| Problem statement |
From the entries below, count the lines with "terms". Write only the count.

| Record extracts |
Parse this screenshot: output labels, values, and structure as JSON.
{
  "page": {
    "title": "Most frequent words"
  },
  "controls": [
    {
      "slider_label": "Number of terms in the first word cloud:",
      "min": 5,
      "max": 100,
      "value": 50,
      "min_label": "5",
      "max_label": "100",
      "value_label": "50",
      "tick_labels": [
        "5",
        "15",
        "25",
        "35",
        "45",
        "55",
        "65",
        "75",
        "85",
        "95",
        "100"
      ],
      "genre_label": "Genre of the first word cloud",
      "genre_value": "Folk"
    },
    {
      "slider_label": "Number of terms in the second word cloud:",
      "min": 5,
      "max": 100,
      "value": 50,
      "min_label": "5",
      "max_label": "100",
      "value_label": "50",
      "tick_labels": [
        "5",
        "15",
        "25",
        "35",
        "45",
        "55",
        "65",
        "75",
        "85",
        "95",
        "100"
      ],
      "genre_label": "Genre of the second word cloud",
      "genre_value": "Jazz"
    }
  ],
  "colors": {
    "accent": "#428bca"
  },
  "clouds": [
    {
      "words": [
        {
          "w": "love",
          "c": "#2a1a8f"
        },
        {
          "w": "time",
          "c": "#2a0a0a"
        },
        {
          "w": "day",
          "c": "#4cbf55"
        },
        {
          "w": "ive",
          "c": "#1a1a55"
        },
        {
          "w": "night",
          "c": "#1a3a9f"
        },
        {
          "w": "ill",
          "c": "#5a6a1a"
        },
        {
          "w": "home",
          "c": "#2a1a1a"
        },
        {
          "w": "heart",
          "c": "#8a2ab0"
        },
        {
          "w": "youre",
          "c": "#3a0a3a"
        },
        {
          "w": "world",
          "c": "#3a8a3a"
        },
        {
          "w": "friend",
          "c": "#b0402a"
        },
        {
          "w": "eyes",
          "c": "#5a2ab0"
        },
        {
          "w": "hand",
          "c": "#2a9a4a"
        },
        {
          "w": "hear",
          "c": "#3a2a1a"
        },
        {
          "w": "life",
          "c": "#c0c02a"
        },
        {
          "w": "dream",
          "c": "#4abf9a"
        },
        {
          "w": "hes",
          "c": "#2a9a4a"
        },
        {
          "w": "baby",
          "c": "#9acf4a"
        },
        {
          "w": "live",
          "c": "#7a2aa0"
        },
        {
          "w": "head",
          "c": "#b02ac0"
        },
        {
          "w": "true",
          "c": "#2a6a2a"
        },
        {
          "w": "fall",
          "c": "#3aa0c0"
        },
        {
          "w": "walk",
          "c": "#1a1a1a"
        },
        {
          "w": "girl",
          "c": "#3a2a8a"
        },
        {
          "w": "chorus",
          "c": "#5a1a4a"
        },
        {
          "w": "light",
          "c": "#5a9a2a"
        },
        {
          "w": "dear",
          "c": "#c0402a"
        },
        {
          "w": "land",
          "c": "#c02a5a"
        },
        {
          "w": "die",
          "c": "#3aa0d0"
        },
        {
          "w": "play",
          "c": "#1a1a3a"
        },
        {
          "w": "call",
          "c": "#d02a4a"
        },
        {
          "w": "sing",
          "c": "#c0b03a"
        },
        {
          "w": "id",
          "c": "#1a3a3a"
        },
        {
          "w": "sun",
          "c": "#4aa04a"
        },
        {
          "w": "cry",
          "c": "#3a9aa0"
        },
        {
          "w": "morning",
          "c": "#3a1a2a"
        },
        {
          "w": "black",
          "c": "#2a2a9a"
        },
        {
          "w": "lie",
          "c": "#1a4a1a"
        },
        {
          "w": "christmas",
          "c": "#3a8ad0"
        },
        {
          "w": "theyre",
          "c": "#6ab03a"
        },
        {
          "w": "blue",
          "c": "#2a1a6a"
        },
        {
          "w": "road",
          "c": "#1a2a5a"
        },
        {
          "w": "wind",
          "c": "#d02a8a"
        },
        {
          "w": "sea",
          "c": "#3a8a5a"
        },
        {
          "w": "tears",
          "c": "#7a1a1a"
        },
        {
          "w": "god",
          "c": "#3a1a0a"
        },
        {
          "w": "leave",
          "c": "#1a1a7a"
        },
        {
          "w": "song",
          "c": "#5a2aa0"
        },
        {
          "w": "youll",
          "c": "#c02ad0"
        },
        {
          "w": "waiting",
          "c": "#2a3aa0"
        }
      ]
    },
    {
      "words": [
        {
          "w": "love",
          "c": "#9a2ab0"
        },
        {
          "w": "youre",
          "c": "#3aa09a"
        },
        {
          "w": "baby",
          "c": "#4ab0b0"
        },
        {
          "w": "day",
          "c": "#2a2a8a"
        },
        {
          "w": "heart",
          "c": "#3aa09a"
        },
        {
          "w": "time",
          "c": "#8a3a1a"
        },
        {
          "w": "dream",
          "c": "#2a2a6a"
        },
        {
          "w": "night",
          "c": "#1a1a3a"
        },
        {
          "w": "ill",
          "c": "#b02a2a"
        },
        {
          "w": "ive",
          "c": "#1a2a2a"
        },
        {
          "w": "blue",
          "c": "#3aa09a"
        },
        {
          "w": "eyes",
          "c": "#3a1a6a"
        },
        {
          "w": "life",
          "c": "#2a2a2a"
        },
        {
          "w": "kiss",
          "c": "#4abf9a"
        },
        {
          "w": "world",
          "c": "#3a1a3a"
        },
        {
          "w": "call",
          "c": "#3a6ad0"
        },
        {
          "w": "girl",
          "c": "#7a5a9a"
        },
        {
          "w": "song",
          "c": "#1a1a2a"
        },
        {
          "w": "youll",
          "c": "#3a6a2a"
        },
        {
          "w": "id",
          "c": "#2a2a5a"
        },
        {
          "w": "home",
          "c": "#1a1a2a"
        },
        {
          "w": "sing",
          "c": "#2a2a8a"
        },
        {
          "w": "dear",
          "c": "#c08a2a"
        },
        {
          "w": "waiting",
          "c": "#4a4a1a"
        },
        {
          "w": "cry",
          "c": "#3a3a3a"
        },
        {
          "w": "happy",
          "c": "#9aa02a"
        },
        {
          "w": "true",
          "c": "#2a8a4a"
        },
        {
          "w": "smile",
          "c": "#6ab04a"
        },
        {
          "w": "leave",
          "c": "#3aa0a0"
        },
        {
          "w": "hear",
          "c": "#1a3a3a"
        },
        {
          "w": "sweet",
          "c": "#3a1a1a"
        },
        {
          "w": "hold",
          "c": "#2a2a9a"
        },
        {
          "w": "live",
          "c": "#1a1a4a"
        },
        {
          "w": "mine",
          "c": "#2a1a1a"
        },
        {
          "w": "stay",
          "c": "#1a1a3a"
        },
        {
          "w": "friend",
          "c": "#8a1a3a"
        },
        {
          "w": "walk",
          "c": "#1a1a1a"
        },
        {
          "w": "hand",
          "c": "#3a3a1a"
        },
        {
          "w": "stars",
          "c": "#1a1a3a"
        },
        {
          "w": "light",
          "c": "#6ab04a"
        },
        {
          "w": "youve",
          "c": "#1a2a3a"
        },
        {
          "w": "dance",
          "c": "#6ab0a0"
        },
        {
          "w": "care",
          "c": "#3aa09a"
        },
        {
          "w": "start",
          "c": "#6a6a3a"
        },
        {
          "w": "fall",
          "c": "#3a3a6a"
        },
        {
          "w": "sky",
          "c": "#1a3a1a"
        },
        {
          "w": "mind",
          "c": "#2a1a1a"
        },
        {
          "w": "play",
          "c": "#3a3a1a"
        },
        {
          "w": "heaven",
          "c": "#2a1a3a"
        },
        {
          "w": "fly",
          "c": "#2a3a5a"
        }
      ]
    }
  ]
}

| Complete answer |
2